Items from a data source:

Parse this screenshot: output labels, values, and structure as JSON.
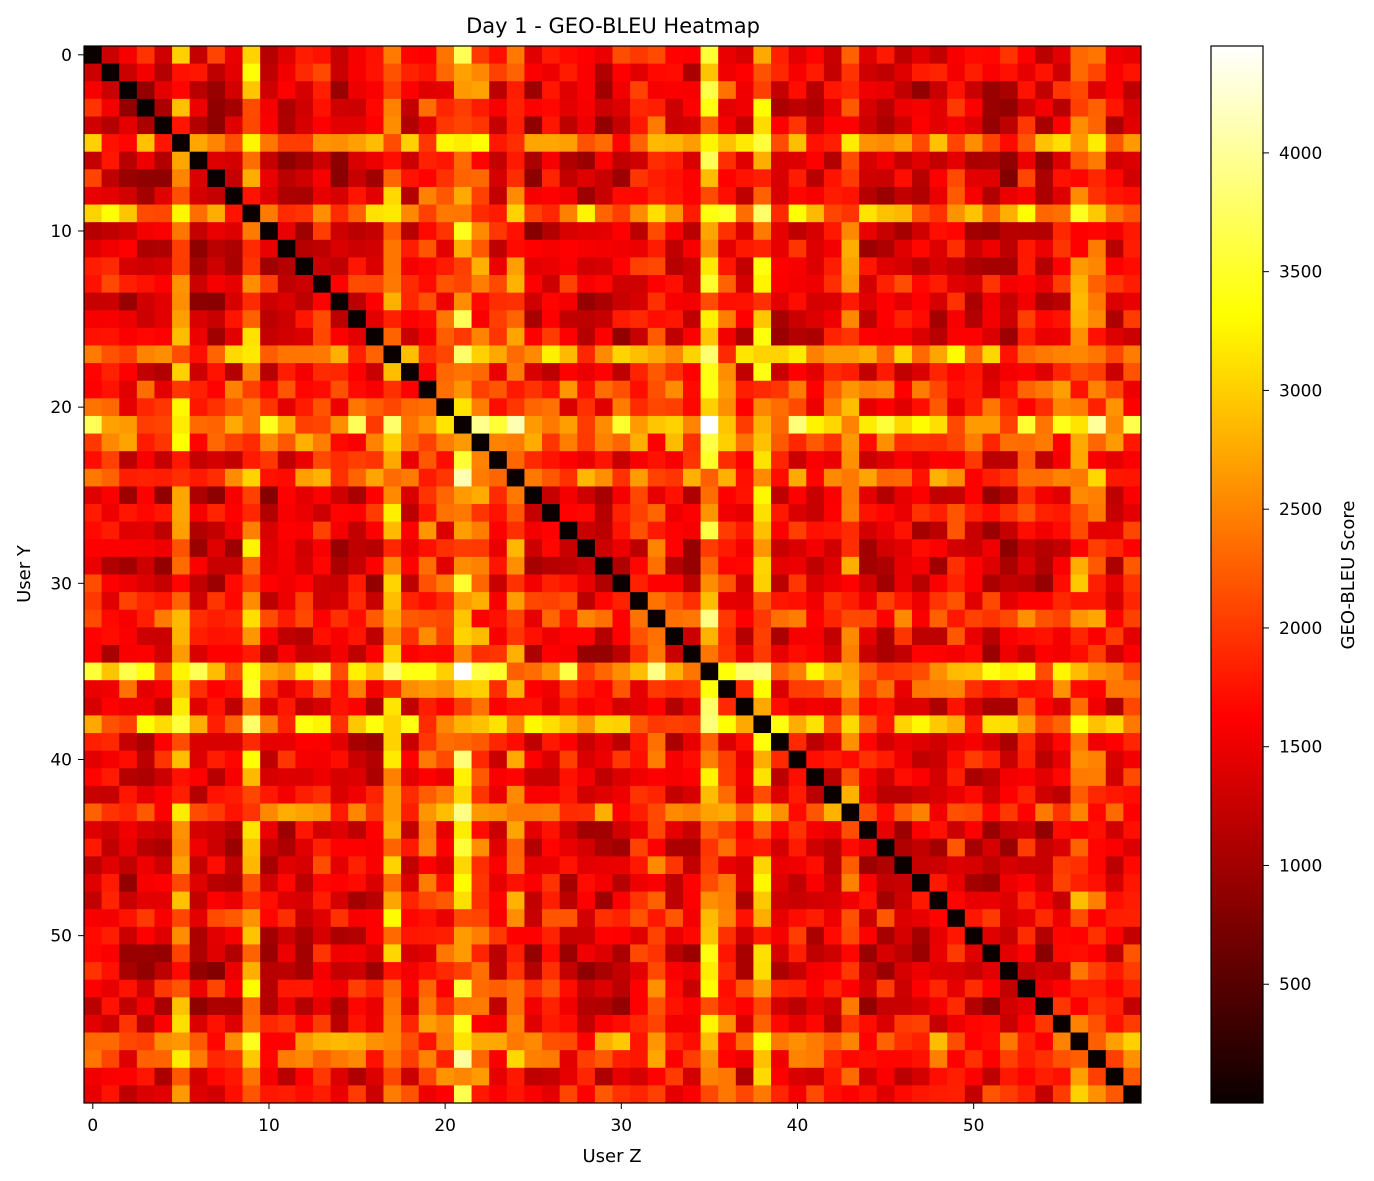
{
  "chart_data": {
    "type": "heatmap",
    "title": "Day 1 - GEO-BLEU Heatmap",
    "xlabel": "User Z",
    "ylabel": "User Y",
    "n_rows": 60,
    "n_cols": 60,
    "colormap": "hot",
    "color_range": [
      0,
      4450
    ],
    "x_ticks": [
      0,
      10,
      20,
      30,
      40,
      50
    ],
    "y_ticks": [
      0,
      10,
      20,
      30,
      40,
      50
    ],
    "diagonal_value": 0,
    "user_mean_scores": [
      1900,
      1650,
      1200,
      1400,
      1300,
      3000,
      1150,
      1200,
      1450,
      3100,
      1200,
      1350,
      1500,
      1900,
      1300,
      1550,
      1350,
      3000,
      1650,
      2400,
      2300,
      3650,
      2600,
      1800,
      2700,
      1250,
      1800,
      1550,
      1350,
      1350,
      1400,
      1900,
      2300,
      1700,
      1400,
      3650,
      2300,
      1600,
      3250,
      1300,
      1800,
      1350,
      1600,
      2600,
      1400,
      1350,
      1500,
      1450,
      1500,
      2000,
      1400,
      1250,
      1100,
      1900,
      1300,
      1800,
      2850,
      2300,
      1700,
      2000
    ],
    "highlight_cells": [
      {
        "row": 21,
        "col": 35,
        "value": 4450
      },
      {
        "row": 35,
        "col": 21,
        "value": 4450
      },
      {
        "row": 21,
        "col": 22,
        "value": 3950
      },
      {
        "row": 43,
        "col": 21,
        "value": 3900
      },
      {
        "row": 38,
        "col": 35,
        "value": 3850
      },
      {
        "row": 35,
        "col": 38,
        "value": 3850
      }
    ],
    "colorbar": {
      "label": "GEO-BLEU Score",
      "ticks": [
        500,
        1000,
        1500,
        2000,
        2500,
        3000,
        3500,
        4000
      ]
    }
  }
}
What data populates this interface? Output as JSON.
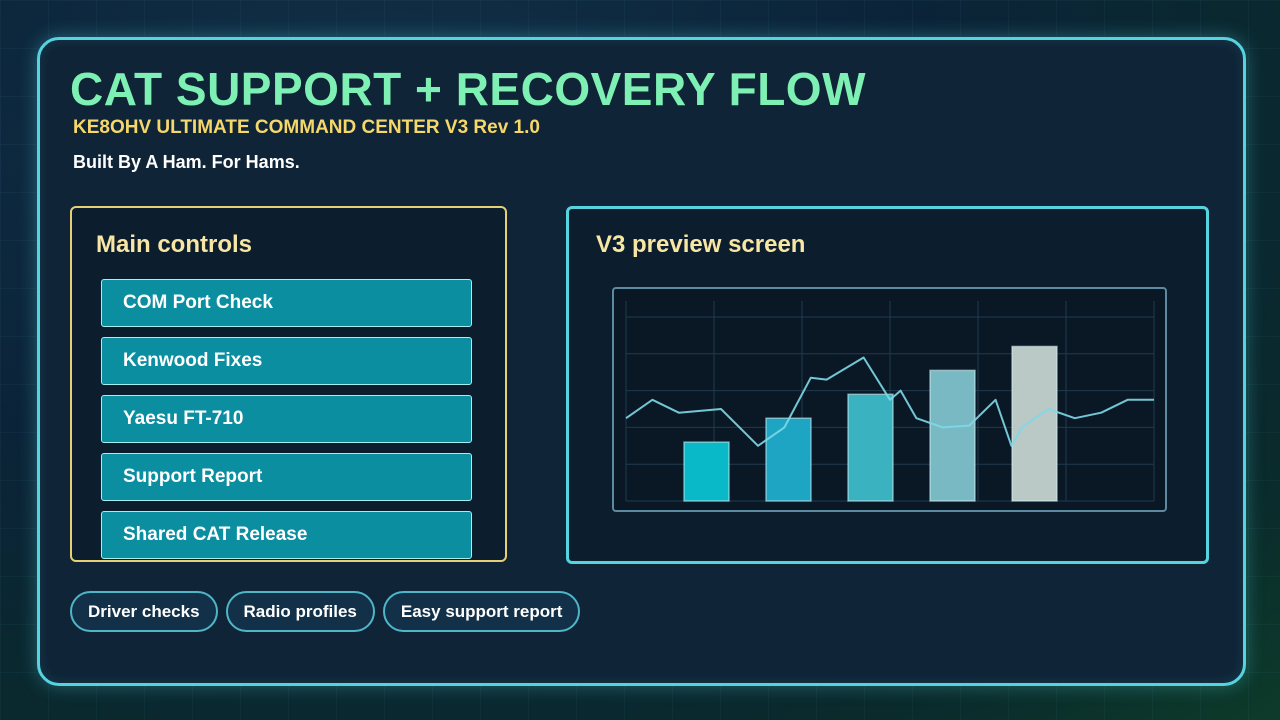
{
  "header": {
    "title": "CAT SUPPORT + RECOVERY FLOW",
    "subtitle": "KE8OHV ULTIMATE COMMAND CENTER V3 Rev 1.0",
    "tagline": "Built By A Ham. For Hams."
  },
  "main_controls": {
    "heading": "Main controls",
    "buttons": [
      {
        "label": "COM Port Check"
      },
      {
        "label": "Kenwood Fixes"
      },
      {
        "label": "Yaesu FT-710"
      },
      {
        "label": "Support Report"
      },
      {
        "label": "Shared CAT Release"
      }
    ]
  },
  "preview": {
    "heading": "V3 preview screen"
  },
  "chart_data": {
    "type": "bar",
    "bars": [
      {
        "value": 0.32,
        "color": "#0ab9c8"
      },
      {
        "value": 0.45,
        "color": "#1ea5c4"
      },
      {
        "value": 0.58,
        "color": "#3ab2bf"
      },
      {
        "value": 0.71,
        "color": "#79b9c4"
      },
      {
        "value": 0.84,
        "color": "#bac8c6"
      }
    ],
    "line": {
      "color": "#7ed9e8",
      "x": [
        0,
        0.05,
        0.1,
        0.18,
        0.25,
        0.3,
        0.35,
        0.38,
        0.45,
        0.5,
        0.52,
        0.55,
        0.6,
        0.65,
        0.7,
        0.73,
        0.75,
        0.8,
        0.85,
        0.9,
        0.95,
        1.0
      ],
      "y": [
        0.45,
        0.55,
        0.48,
        0.5,
        0.3,
        0.4,
        0.67,
        0.66,
        0.78,
        0.55,
        0.6,
        0.45,
        0.4,
        0.41,
        0.55,
        0.3,
        0.4,
        0.5,
        0.45,
        0.48,
        0.55,
        0.55
      ]
    },
    "ylim": [
      0,
      1
    ],
    "grid": true
  },
  "chips": [
    {
      "label": "Driver checks"
    },
    {
      "label": "Radio profiles"
    },
    {
      "label": "Easy support report"
    }
  ]
}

* [Problem to solve] Skip the pictures and write out exactly the lines from the line containing "What data populates" through the end of the listing above.

* [Task answer]
What data populates this interface? Output as JSON.
{
  "header": {
    "title": "CAT SUPPORT + RECOVERY FLOW",
    "subtitle": "KE8OHV ULTIMATE COMMAND CENTER V3 Rev 1.0",
    "tagline": "Built By A Ham. For Hams."
  },
  "main_controls": {
    "heading": "Main controls",
    "buttons": [
      {
        "label": "COM Port Check"
      },
      {
        "label": "Kenwood Fixes"
      },
      {
        "label": "Yaesu FT-710"
      },
      {
        "label": "Support Report"
      },
      {
        "label": "Shared CAT Release"
      }
    ]
  },
  "preview": {
    "heading": "V3 preview screen"
  },
  "chart_data": {
    "type": "bar",
    "bars": [
      {
        "value": 0.32,
        "color": "#0ab9c8"
      },
      {
        "value": 0.45,
        "color": "#1ea5c4"
      },
      {
        "value": 0.58,
        "color": "#3ab2bf"
      },
      {
        "value": 0.71,
        "color": "#79b9c4"
      },
      {
        "value": 0.84,
        "color": "#bac8c6"
      }
    ],
    "line": {
      "color": "#7ed9e8",
      "x": [
        0,
        0.05,
        0.1,
        0.18,
        0.25,
        0.3,
        0.35,
        0.38,
        0.45,
        0.5,
        0.52,
        0.55,
        0.6,
        0.65,
        0.7,
        0.73,
        0.75,
        0.8,
        0.85,
        0.9,
        0.95,
        1.0
      ],
      "y": [
        0.45,
        0.55,
        0.48,
        0.5,
        0.3,
        0.4,
        0.67,
        0.66,
        0.78,
        0.55,
        0.6,
        0.45,
        0.4,
        0.41,
        0.55,
        0.3,
        0.4,
        0.5,
        0.45,
        0.48,
        0.55,
        0.55
      ]
    },
    "ylim": [
      0,
      1
    ],
    "grid": true
  },
  "chips": [
    {
      "label": "Driver checks"
    },
    {
      "label": "Radio profiles"
    },
    {
      "label": "Easy support report"
    }
  ]
}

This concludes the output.